[Written task]
Filter the entries below, keeping every line that has the word "text".
--- Material ---
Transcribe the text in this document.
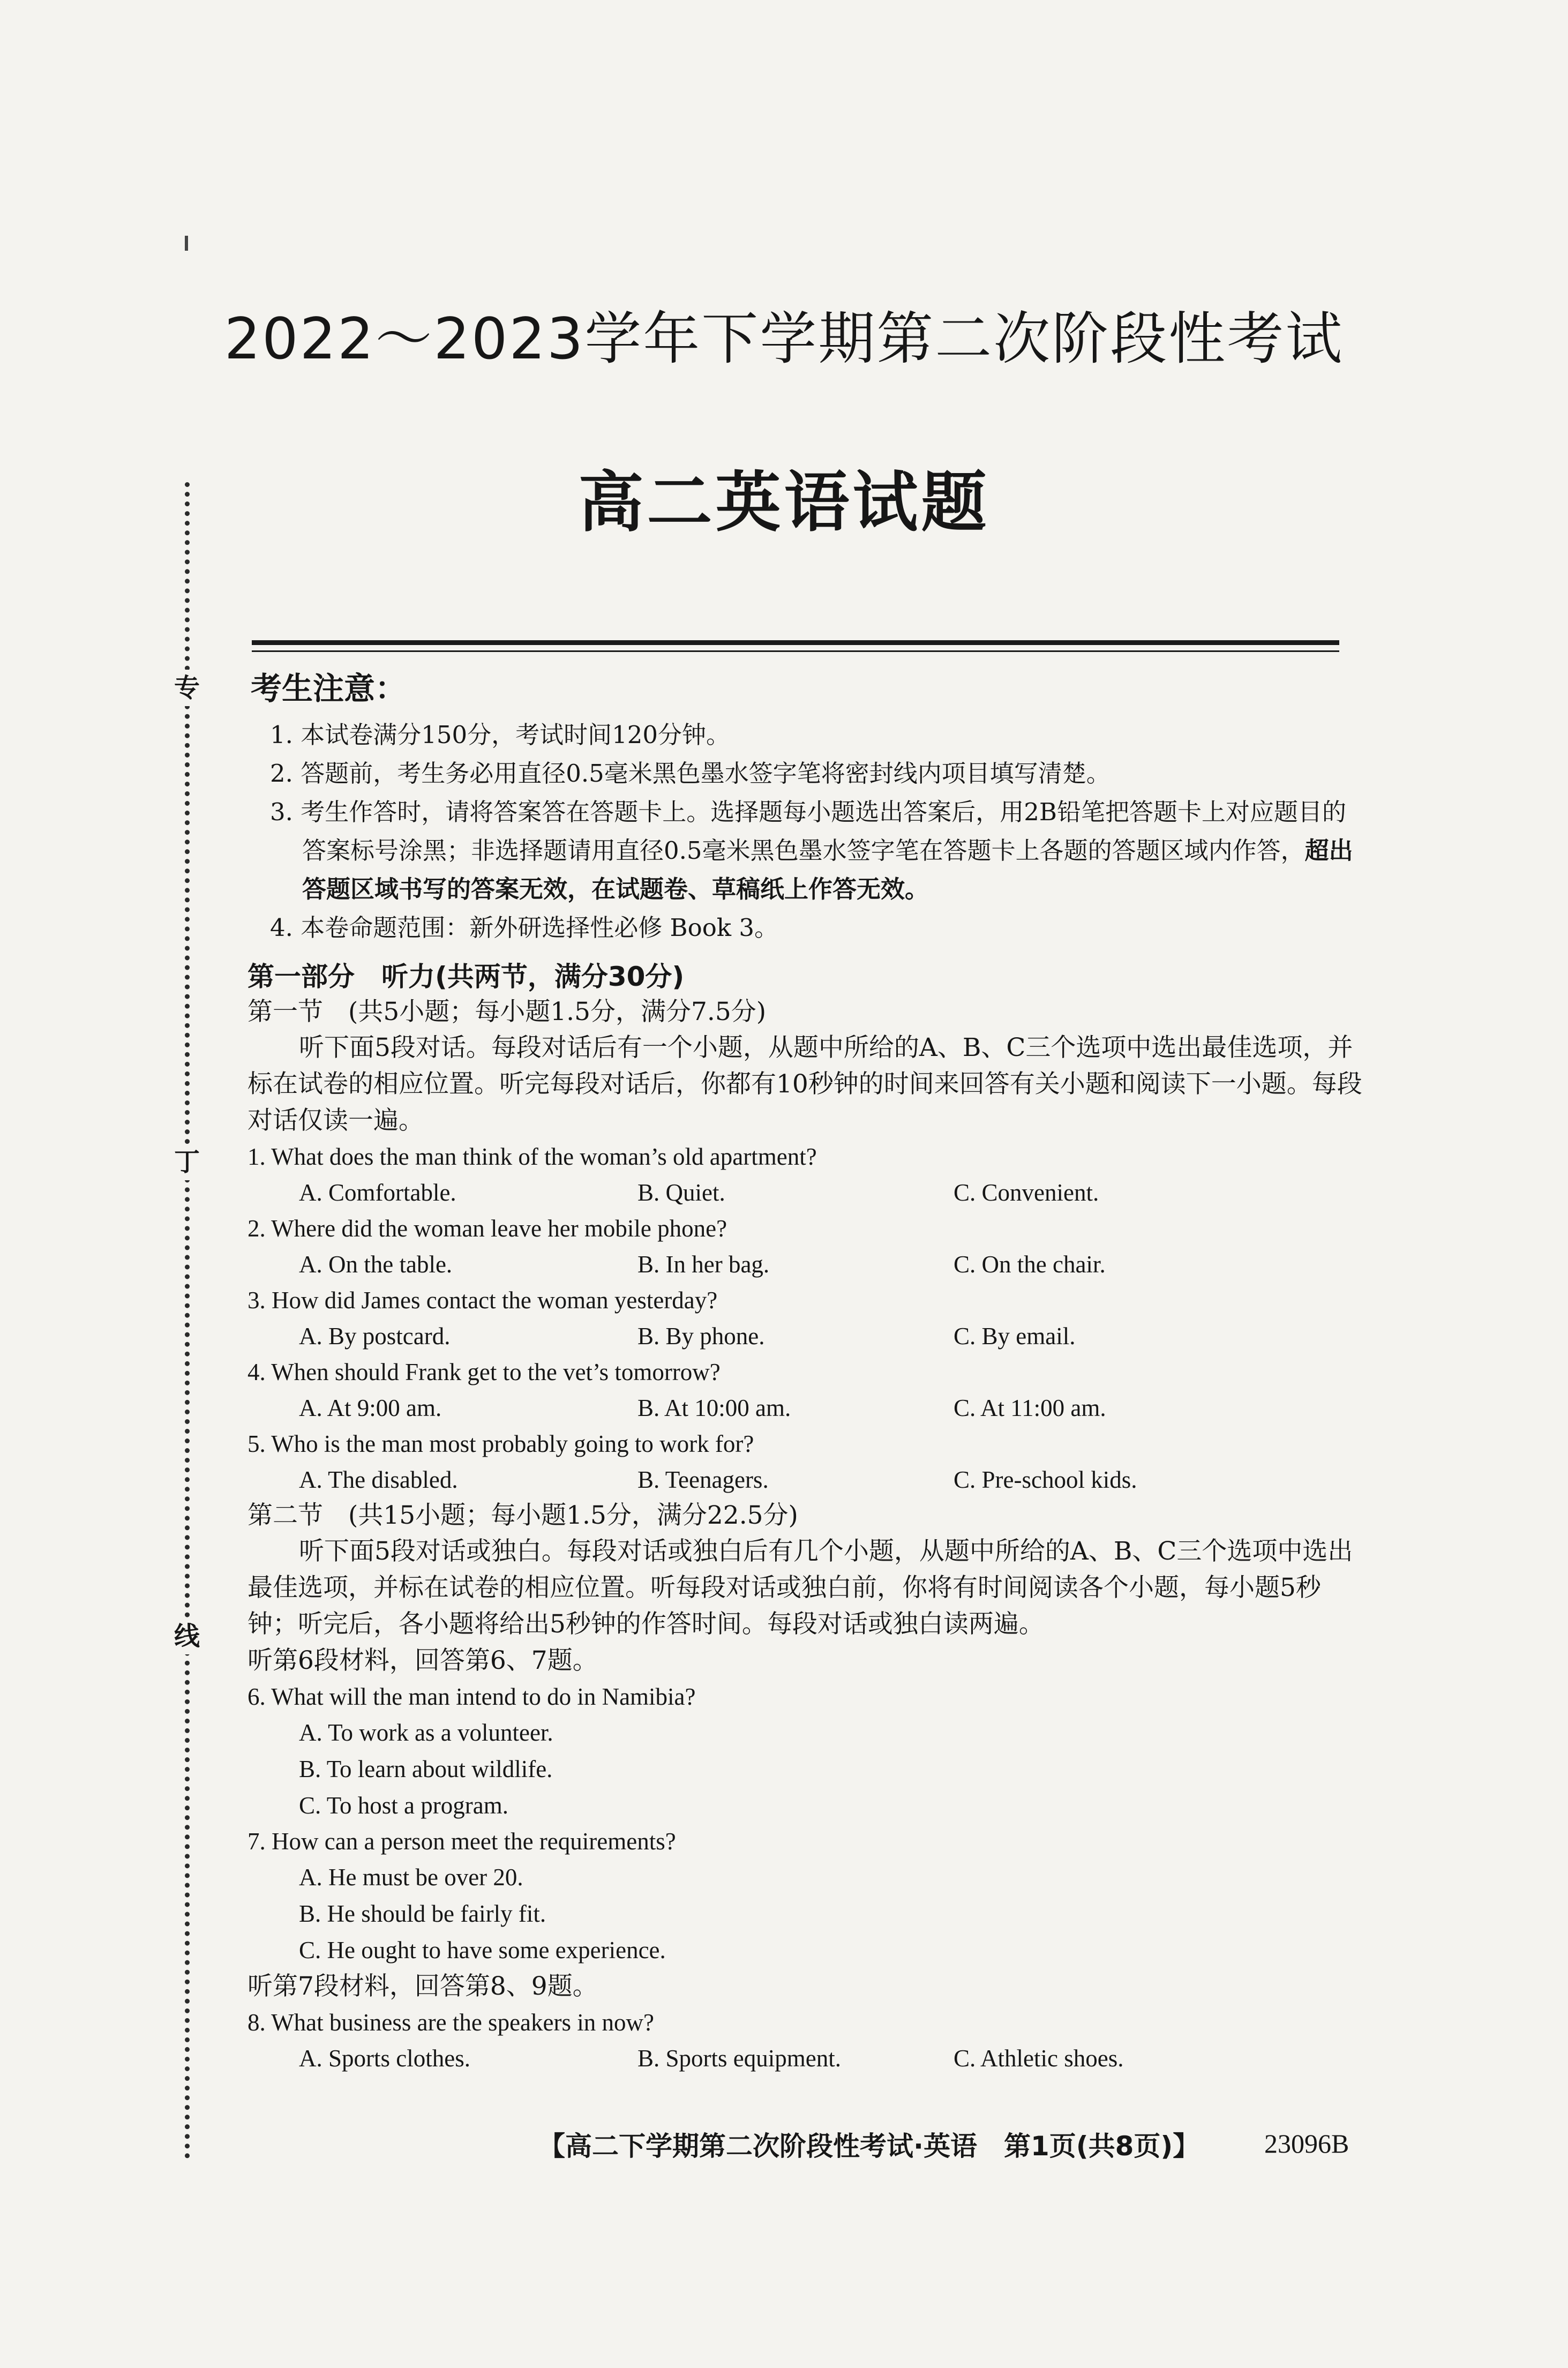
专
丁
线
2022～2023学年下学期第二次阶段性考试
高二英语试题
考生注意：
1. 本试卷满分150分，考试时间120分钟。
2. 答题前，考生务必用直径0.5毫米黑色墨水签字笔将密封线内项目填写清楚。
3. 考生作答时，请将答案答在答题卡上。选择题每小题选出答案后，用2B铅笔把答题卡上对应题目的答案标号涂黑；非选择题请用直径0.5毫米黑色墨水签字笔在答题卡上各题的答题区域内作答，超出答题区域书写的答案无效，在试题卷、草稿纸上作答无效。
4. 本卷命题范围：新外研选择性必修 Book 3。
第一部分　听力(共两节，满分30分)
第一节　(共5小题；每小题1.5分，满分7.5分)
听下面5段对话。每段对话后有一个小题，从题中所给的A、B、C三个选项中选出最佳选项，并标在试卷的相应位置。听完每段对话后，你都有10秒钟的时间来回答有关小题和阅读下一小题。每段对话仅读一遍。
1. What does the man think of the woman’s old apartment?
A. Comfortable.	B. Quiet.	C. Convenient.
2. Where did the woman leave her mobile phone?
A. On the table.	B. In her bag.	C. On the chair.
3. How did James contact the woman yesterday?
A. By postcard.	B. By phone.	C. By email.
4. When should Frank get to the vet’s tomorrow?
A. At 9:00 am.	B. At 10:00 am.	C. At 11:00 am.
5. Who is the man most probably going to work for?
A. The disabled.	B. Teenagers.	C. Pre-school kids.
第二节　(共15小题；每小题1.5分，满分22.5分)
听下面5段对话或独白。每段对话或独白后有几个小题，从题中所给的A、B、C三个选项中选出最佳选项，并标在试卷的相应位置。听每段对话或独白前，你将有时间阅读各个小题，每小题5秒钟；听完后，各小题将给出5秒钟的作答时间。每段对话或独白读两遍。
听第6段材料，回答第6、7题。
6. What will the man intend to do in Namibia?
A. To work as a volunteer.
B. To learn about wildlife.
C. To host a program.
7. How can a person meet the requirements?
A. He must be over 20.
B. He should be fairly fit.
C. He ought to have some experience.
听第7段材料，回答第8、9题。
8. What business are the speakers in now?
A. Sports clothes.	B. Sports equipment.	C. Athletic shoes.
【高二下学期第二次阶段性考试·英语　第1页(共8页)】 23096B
---
--- Material ---
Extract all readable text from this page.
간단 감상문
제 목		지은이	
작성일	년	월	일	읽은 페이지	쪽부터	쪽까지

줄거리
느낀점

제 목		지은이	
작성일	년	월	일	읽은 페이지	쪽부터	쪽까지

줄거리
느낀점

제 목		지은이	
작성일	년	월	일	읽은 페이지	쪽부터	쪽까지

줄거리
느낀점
---
[Complete output]
Transcribe the text in this document.
Extract all readable text from this page.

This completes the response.